— Saved data entries —
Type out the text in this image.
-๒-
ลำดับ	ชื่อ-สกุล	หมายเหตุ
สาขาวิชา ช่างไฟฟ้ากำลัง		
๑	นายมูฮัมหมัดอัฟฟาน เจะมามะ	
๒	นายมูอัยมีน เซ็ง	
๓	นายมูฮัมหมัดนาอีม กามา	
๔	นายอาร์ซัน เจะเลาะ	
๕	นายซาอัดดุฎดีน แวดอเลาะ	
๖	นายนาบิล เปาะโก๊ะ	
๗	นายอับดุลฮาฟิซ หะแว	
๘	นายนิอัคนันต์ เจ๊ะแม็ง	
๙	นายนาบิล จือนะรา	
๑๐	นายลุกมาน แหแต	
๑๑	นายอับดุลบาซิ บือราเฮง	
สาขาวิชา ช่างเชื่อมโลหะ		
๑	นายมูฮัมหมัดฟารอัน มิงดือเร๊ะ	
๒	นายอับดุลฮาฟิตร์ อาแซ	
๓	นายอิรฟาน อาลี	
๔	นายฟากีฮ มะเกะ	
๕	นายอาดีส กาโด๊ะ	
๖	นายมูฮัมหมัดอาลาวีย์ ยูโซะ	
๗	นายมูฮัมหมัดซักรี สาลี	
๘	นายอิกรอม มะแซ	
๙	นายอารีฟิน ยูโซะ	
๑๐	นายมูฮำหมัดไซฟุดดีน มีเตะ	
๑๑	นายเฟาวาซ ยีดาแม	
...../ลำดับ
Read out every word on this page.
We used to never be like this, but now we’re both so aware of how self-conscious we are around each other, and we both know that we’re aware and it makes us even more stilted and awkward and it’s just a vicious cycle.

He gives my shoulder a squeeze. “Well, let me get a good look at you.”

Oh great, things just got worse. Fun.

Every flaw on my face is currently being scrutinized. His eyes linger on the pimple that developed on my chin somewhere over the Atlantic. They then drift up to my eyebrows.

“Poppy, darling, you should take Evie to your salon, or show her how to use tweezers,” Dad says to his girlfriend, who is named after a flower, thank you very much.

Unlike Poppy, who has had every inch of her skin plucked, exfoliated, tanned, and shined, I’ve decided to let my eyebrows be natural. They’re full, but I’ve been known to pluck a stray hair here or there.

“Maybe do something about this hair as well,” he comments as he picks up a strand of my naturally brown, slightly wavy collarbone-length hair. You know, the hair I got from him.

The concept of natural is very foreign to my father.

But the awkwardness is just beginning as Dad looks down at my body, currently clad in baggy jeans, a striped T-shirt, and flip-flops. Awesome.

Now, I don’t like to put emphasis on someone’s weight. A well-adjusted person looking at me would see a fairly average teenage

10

--

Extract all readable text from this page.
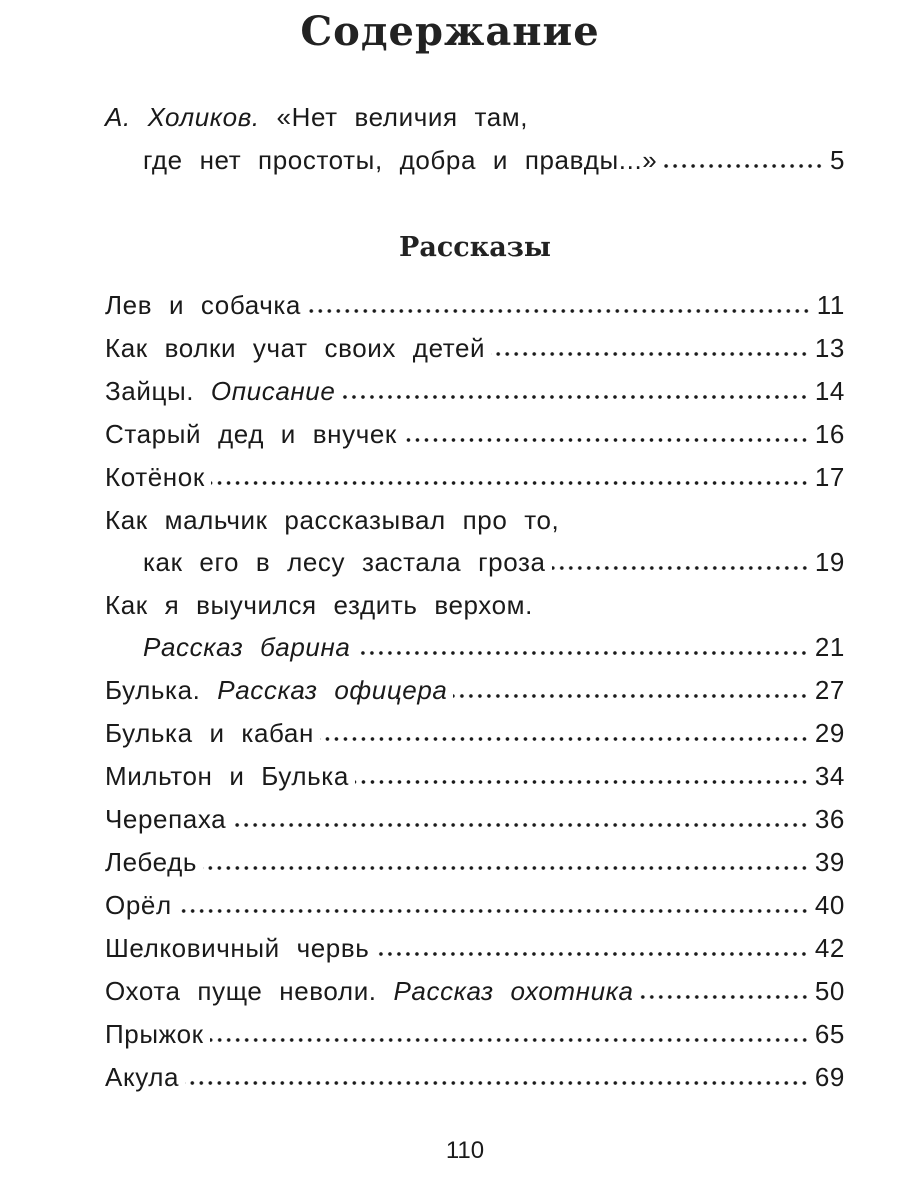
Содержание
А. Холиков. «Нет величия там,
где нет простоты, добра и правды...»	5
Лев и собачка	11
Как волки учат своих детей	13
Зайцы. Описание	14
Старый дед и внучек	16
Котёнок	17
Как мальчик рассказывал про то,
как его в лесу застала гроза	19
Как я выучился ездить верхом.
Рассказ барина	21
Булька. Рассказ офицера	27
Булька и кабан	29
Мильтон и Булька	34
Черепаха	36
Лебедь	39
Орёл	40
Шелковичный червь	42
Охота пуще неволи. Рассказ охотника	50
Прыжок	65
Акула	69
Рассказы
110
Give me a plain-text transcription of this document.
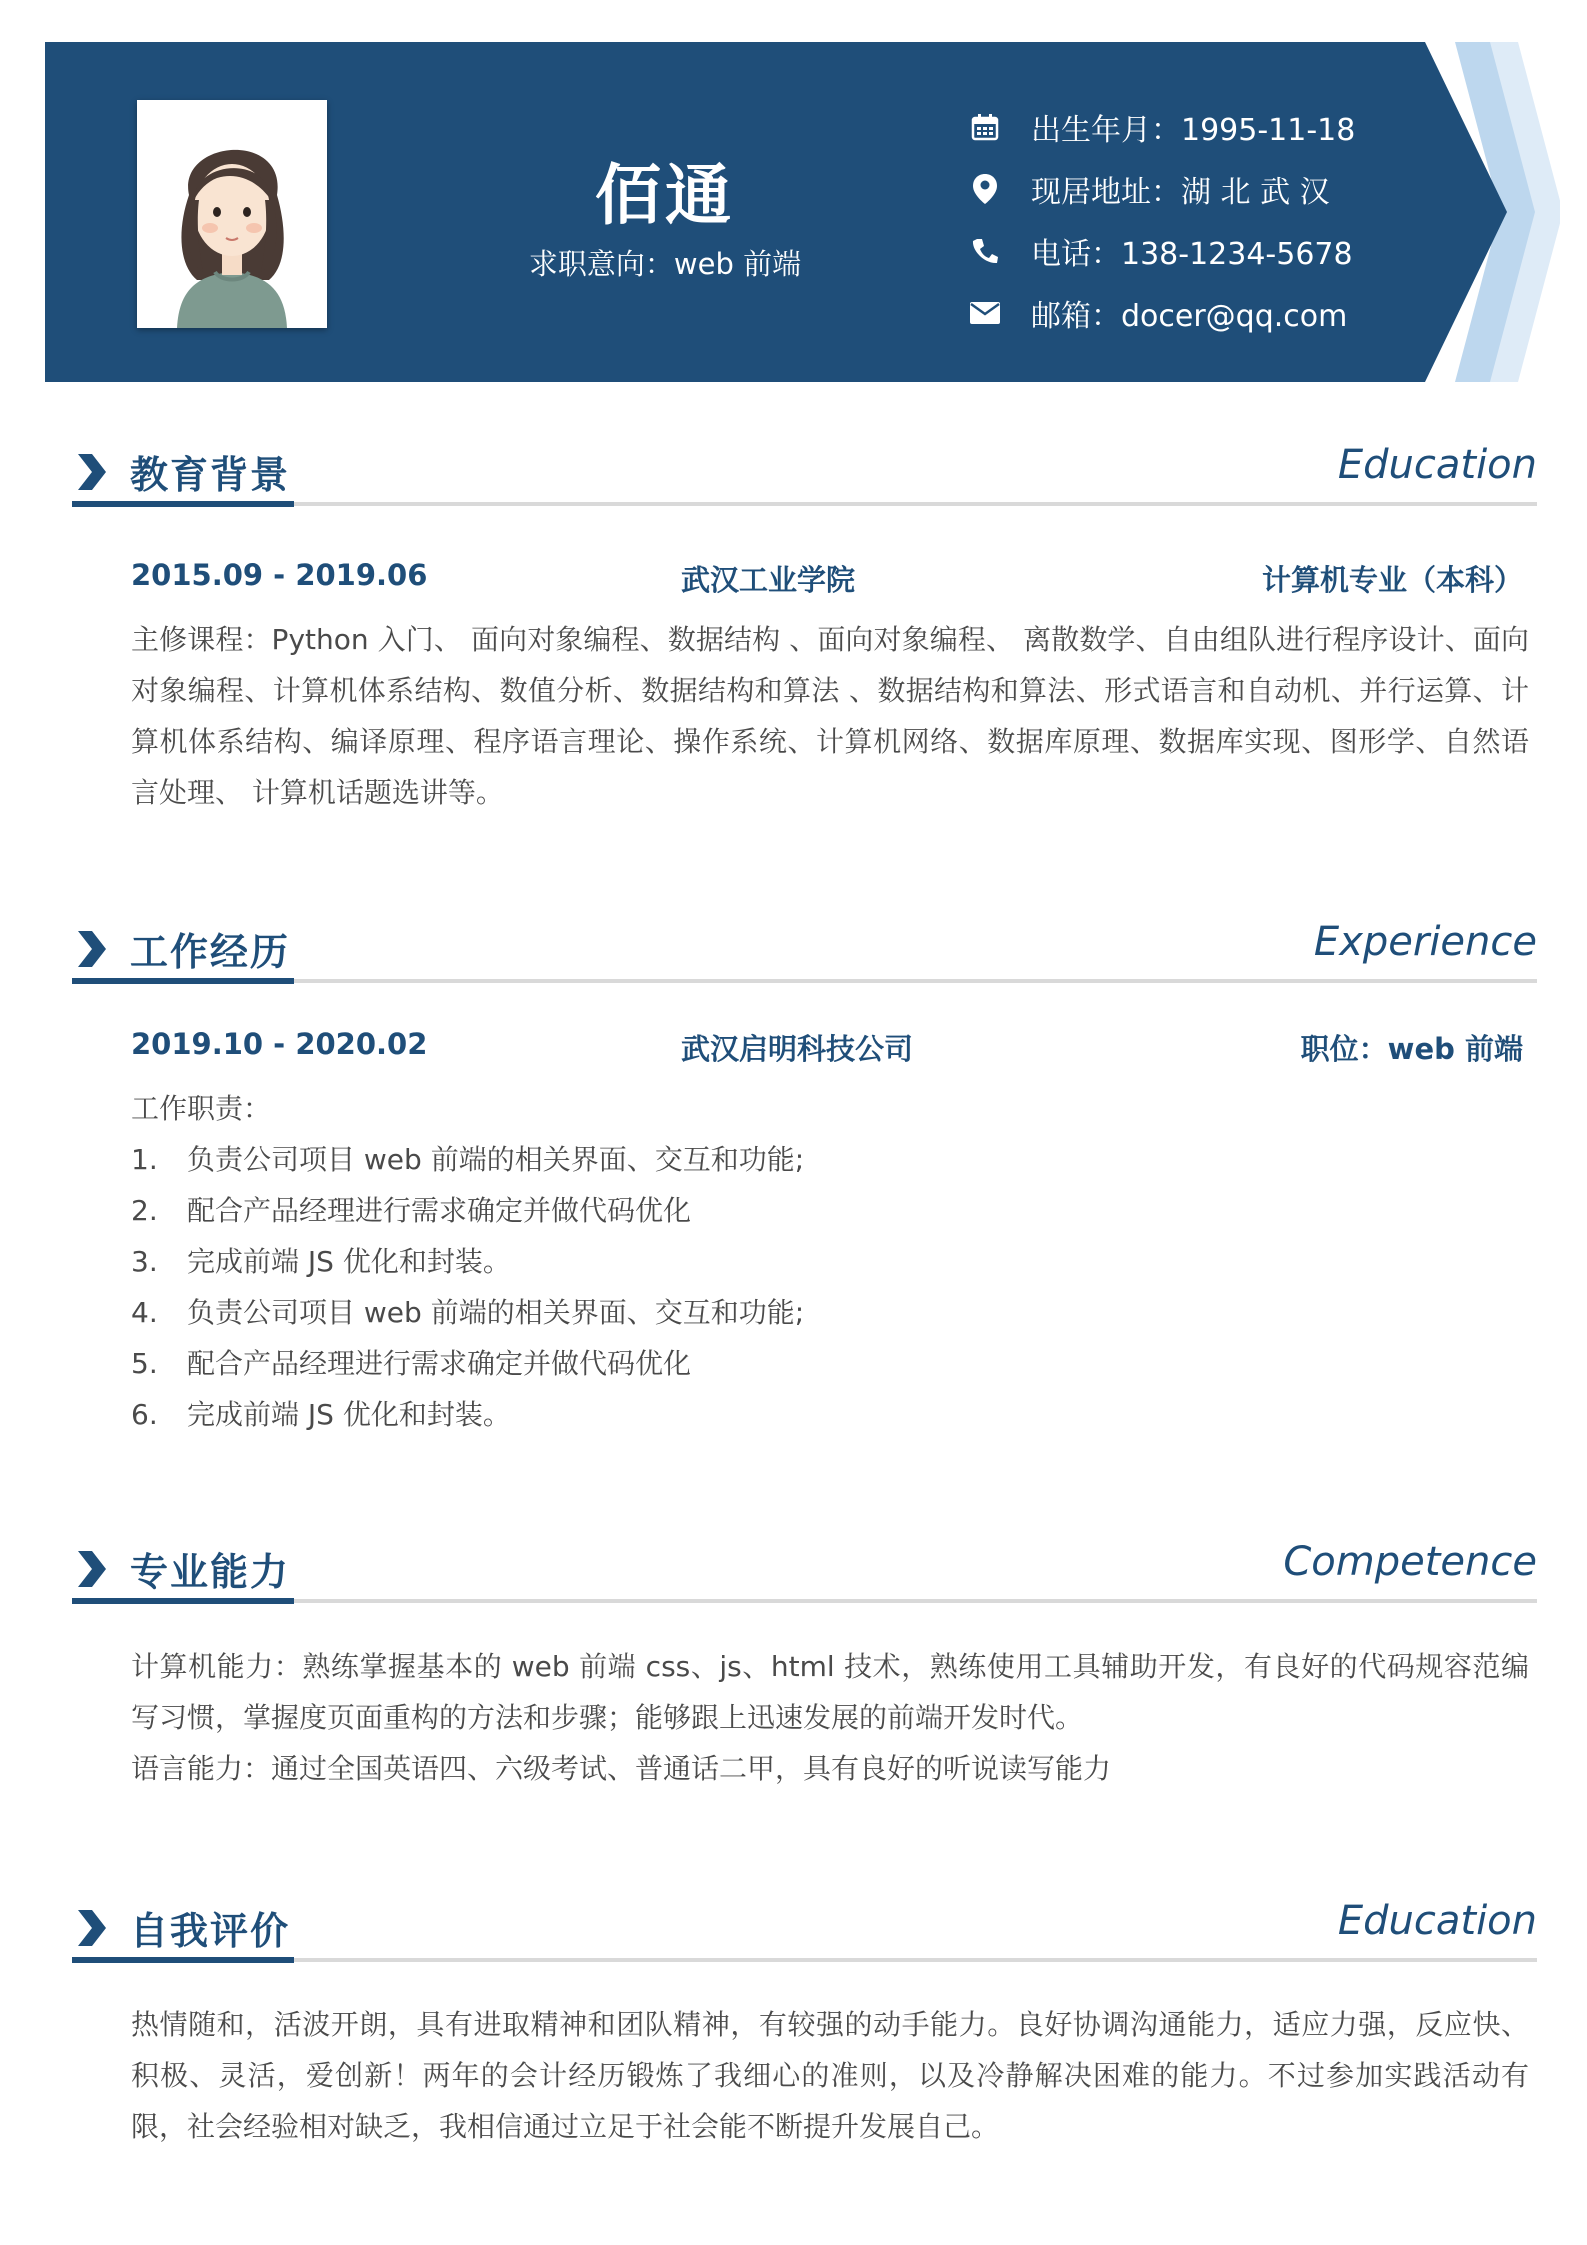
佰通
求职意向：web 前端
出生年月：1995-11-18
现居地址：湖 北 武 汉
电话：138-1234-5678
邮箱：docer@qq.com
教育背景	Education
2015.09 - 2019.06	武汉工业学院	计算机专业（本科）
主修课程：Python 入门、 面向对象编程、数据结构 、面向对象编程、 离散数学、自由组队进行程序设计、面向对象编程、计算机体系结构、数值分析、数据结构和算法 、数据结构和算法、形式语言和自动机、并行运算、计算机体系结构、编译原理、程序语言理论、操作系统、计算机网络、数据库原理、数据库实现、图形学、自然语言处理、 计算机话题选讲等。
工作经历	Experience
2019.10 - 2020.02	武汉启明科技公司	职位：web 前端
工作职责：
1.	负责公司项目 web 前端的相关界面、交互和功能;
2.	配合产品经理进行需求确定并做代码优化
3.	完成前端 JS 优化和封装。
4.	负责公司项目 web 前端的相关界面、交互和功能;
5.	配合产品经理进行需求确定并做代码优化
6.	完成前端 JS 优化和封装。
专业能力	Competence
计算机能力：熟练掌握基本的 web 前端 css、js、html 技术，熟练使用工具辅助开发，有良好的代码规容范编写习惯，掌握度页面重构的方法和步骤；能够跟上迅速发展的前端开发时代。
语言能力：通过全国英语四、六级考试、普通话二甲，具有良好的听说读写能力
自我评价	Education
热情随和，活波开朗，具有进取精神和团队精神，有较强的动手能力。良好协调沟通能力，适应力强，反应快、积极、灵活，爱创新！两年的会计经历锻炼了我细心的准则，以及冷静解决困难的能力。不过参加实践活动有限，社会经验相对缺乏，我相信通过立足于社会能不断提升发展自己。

...

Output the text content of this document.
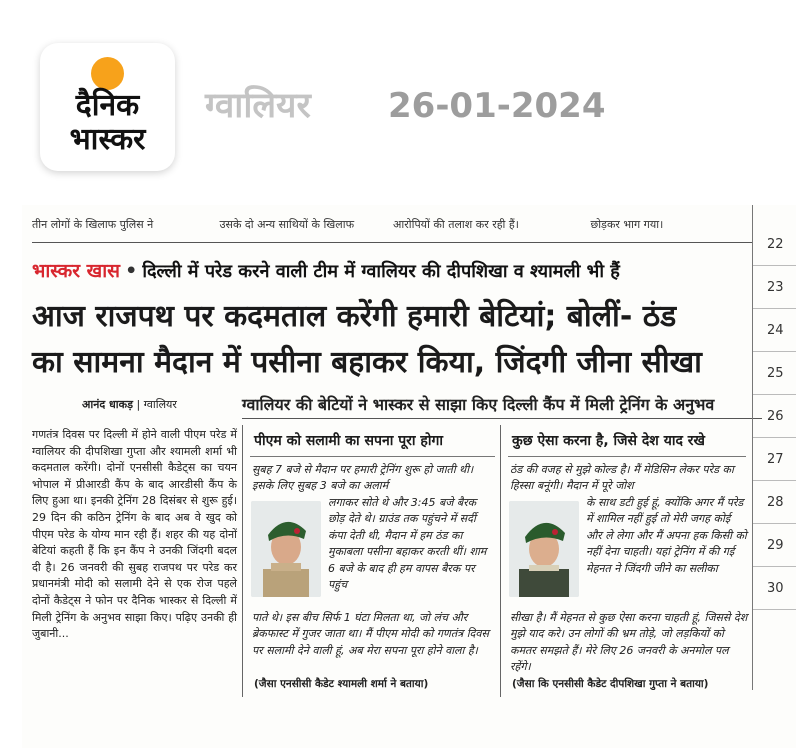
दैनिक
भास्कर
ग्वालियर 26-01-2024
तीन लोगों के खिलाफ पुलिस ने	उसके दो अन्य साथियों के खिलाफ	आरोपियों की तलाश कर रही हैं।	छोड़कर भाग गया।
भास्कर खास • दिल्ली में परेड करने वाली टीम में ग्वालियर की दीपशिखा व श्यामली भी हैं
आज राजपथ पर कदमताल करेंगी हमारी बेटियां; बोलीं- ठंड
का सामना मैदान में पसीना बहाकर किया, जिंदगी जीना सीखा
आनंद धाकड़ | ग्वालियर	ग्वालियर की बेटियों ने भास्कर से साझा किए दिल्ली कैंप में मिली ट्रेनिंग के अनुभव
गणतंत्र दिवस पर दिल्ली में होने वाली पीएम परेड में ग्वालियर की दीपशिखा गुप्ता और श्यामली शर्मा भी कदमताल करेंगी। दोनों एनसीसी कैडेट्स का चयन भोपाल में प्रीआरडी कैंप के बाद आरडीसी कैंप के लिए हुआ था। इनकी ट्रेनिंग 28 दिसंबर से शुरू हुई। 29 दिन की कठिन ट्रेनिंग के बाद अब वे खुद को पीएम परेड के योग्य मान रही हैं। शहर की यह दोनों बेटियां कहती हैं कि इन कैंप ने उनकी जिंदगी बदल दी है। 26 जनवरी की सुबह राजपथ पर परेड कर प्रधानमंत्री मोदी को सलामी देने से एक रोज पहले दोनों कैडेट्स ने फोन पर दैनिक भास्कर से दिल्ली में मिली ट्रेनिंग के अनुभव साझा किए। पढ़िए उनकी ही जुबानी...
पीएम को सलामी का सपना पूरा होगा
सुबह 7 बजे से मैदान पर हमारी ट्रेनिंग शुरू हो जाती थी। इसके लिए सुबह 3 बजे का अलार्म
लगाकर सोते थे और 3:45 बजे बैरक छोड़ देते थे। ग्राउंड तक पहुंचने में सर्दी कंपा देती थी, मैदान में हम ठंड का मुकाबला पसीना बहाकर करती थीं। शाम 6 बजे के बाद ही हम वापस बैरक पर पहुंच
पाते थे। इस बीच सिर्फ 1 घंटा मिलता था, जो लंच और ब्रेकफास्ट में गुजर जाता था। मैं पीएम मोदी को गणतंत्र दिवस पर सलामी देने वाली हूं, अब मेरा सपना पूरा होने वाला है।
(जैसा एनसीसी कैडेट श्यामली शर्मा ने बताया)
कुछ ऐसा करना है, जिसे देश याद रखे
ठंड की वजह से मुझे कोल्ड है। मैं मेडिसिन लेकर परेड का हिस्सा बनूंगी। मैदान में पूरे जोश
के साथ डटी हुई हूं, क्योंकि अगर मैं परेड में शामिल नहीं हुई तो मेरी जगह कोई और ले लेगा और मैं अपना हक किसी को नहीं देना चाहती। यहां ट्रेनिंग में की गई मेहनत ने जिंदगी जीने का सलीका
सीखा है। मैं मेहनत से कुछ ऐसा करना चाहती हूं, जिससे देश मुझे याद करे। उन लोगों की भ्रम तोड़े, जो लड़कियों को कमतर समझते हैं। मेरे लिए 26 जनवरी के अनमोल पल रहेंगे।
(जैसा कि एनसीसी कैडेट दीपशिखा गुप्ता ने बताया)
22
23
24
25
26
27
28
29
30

— Given task —
In the lines above, locate the string "that". Copy every line where it occurs.

— Exercise output —
We used to never be like this, but now we’re both so aware of how self-conscious we are around each other, and we both know that we’re aware and it makes us even more stilted and awkward and it’s just a vicious cycle.
Every flaw on my face is currently being scrutinized. His eyes linger on the pimple that developed on my chin somewhere over the Atlantic. They then drift up to my eyebrows.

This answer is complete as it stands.